■ **ASSIGNMENT**
No pictures are to be included when the entries below are reproduced exactly.

■ **EXERCISE DATA**
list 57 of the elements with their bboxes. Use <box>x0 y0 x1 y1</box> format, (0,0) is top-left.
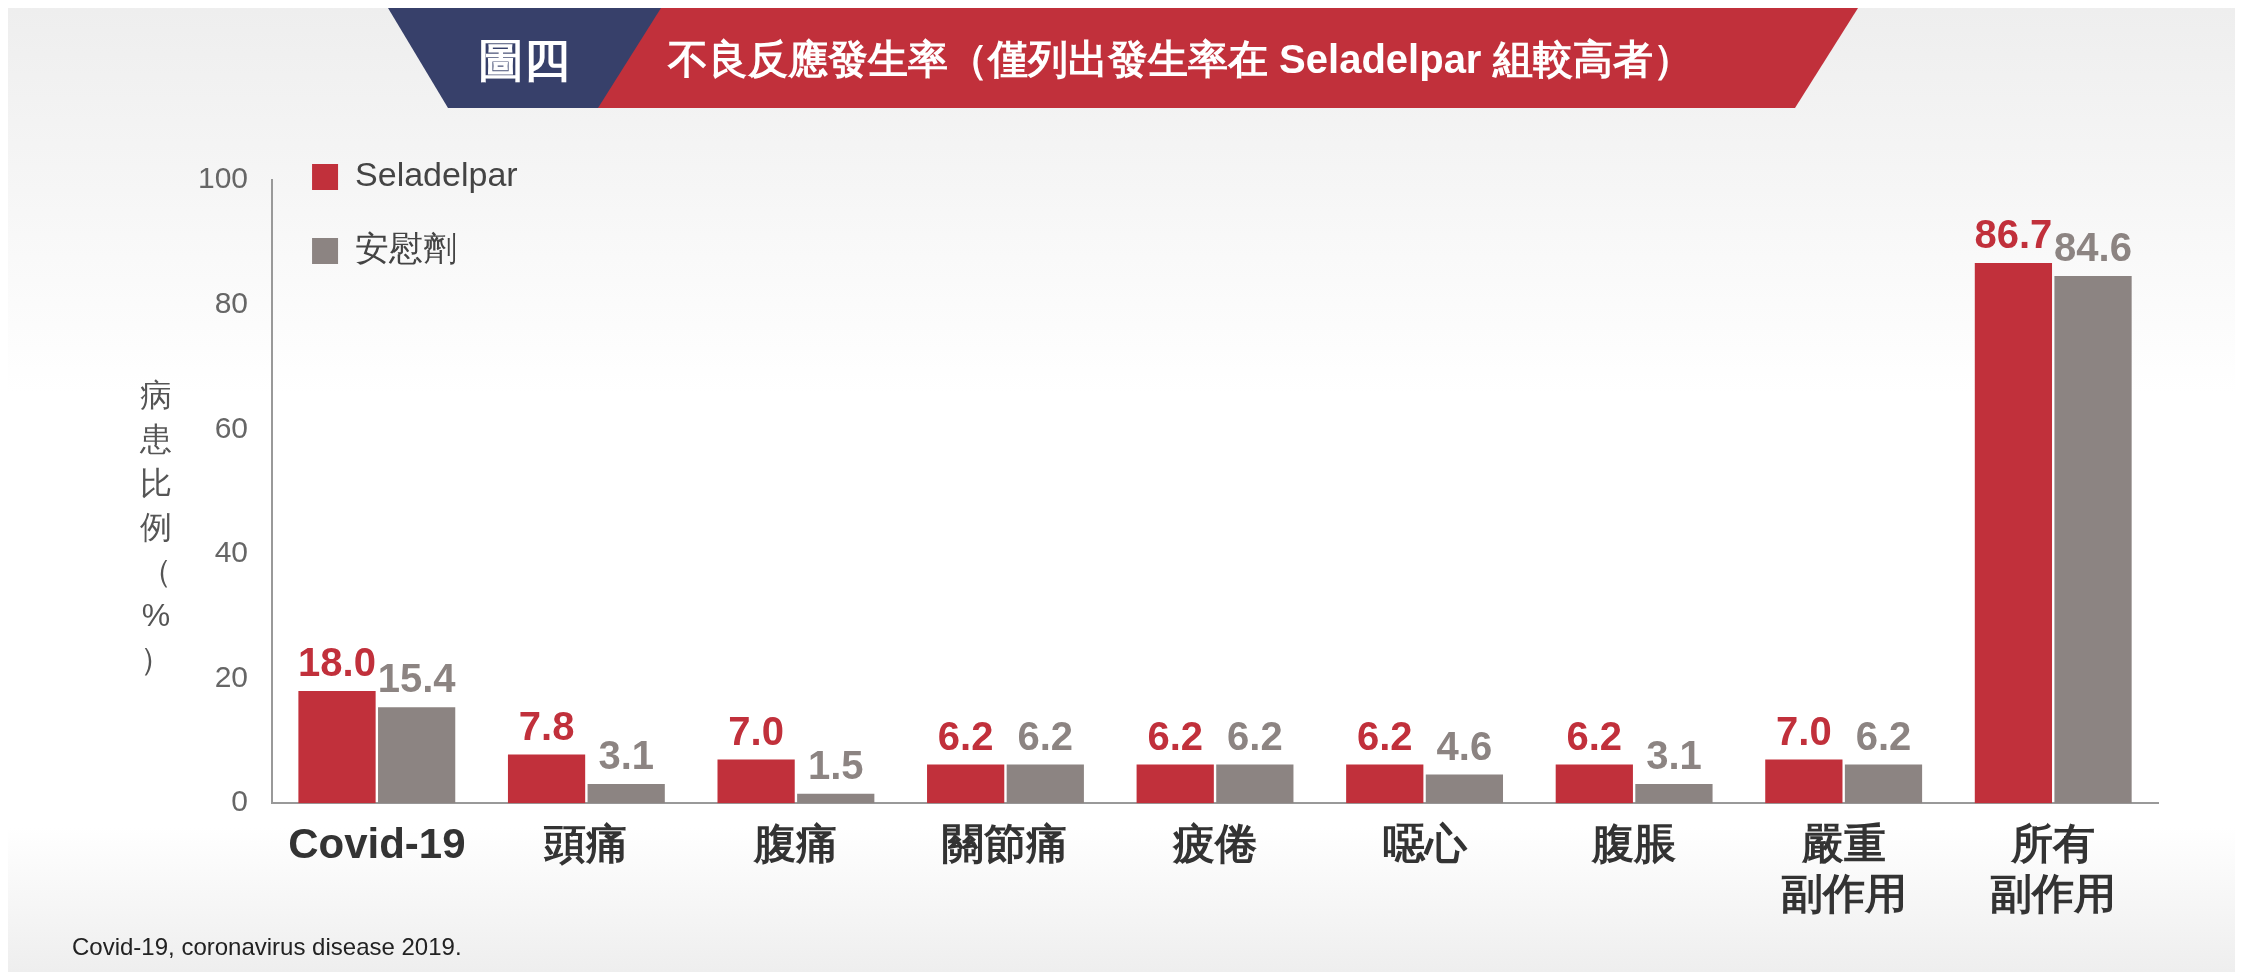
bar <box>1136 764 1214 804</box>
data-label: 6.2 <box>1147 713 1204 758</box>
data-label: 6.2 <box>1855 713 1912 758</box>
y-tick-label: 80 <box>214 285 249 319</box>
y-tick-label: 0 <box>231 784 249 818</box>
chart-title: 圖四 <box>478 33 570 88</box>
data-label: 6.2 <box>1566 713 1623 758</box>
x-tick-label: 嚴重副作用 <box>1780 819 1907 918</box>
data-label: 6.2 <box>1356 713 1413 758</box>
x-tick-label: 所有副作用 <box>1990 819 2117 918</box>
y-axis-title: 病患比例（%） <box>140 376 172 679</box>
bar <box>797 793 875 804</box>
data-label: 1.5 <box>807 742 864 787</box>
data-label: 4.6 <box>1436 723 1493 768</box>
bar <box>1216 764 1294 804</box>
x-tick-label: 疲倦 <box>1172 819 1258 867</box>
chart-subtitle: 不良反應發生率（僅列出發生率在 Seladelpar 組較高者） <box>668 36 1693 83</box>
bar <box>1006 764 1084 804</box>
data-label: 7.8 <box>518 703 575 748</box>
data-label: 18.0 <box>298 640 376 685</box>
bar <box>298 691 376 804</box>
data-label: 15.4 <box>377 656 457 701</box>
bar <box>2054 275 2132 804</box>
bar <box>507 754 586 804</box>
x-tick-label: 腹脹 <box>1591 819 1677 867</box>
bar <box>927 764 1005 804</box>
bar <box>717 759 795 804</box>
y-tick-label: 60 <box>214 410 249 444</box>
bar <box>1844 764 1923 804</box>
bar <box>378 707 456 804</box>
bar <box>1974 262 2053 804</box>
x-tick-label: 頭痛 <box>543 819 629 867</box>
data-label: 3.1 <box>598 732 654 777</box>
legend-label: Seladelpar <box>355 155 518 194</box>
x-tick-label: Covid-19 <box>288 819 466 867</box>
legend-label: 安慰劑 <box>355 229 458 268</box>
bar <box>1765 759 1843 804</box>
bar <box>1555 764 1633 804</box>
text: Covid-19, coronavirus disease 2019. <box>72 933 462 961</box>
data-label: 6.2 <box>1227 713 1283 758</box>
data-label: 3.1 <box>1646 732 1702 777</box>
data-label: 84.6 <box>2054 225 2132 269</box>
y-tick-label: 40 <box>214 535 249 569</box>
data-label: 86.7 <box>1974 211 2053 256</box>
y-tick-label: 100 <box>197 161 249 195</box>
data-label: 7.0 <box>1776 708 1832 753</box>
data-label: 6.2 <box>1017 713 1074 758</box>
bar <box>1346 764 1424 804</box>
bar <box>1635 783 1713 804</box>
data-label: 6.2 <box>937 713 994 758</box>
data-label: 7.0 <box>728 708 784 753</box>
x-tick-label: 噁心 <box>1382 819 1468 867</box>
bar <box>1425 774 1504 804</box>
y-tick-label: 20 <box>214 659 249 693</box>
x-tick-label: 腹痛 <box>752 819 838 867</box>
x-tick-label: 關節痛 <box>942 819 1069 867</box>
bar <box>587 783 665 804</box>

■ **RESPONSE TO THIS TASK**
list 57 of the elements with their bboxes. Use <box>x0 y0 x1 y1</box> format, (0,0) is top-left.
bar <box>1136 764 1214 804</box>
data-label: 6.2 <box>1147 713 1204 758</box>
data-label: 6.2 <box>1855 713 1912 758</box>
y-tick-label: 80 <box>214 285 249 319</box>
y-tick-label: 0 <box>231 784 249 818</box>
chart-title: 圖四 <box>478 33 570 88</box>
data-label: 6.2 <box>1566 713 1623 758</box>
x-tick-label: 嚴重副作用 <box>1780 819 1907 918</box>
data-label: 6.2 <box>1356 713 1413 758</box>
x-tick-label: 所有副作用 <box>1990 819 2117 918</box>
y-axis-title: 病患比例（%） <box>140 376 172 679</box>
bar <box>797 793 875 804</box>
data-label: 1.5 <box>807 742 864 787</box>
data-label: 4.6 <box>1436 723 1493 768</box>
bar <box>1216 764 1294 804</box>
x-tick-label: 疲倦 <box>1172 819 1258 867</box>
chart-subtitle: 不良反應發生率（僅列出發生率在 Seladelpar 組較高者） <box>668 36 1693 83</box>
bar <box>1006 764 1084 804</box>
data-label: 7.8 <box>518 703 575 748</box>
data-label: 18.0 <box>298 640 376 685</box>
bar <box>298 691 376 804</box>
data-label: 15.4 <box>377 656 457 701</box>
bar <box>2054 275 2132 804</box>
bar <box>507 754 586 804</box>
x-tick-label: 腹脹 <box>1591 819 1677 867</box>
bar <box>927 764 1005 804</box>
bar <box>717 759 795 804</box>
y-tick-label: 60 <box>214 410 249 444</box>
bar <box>1844 764 1923 804</box>
bar <box>378 707 456 804</box>
bar <box>1974 262 2053 804</box>
x-tick-label: 頭痛 <box>543 819 629 867</box>
data-label: 3.1 <box>598 732 654 777</box>
legend-label: Seladelpar <box>355 155 518 194</box>
x-tick-label: Covid-19 <box>288 819 466 867</box>
legend-label: 安慰劑 <box>355 229 458 268</box>
bar <box>1765 759 1843 804</box>
bar <box>1555 764 1633 804</box>
text: Covid-19, coronavirus disease 2019. <box>72 933 462 961</box>
data-label: 6.2 <box>1227 713 1283 758</box>
data-label: 3.1 <box>1646 732 1702 777</box>
data-label: 84.6 <box>2054 225 2132 269</box>
y-tick-label: 40 <box>214 535 249 569</box>
data-label: 86.7 <box>1974 211 2053 256</box>
y-tick-label: 100 <box>197 161 249 195</box>
data-label: 7.0 <box>1776 708 1832 753</box>
data-label: 6.2 <box>1017 713 1074 758</box>
bar <box>1346 764 1424 804</box>
bar <box>1635 783 1713 804</box>
data-label: 6.2 <box>937 713 994 758</box>
data-label: 7.0 <box>728 708 784 753</box>
x-tick-label: 噁心 <box>1382 819 1468 867</box>
bar <box>1425 774 1504 804</box>
y-tick-label: 20 <box>214 659 249 693</box>
x-tick-label: 腹痛 <box>752 819 838 867</box>
x-tick-label: 關節痛 <box>942 819 1069 867</box>
bar <box>587 783 665 804</box>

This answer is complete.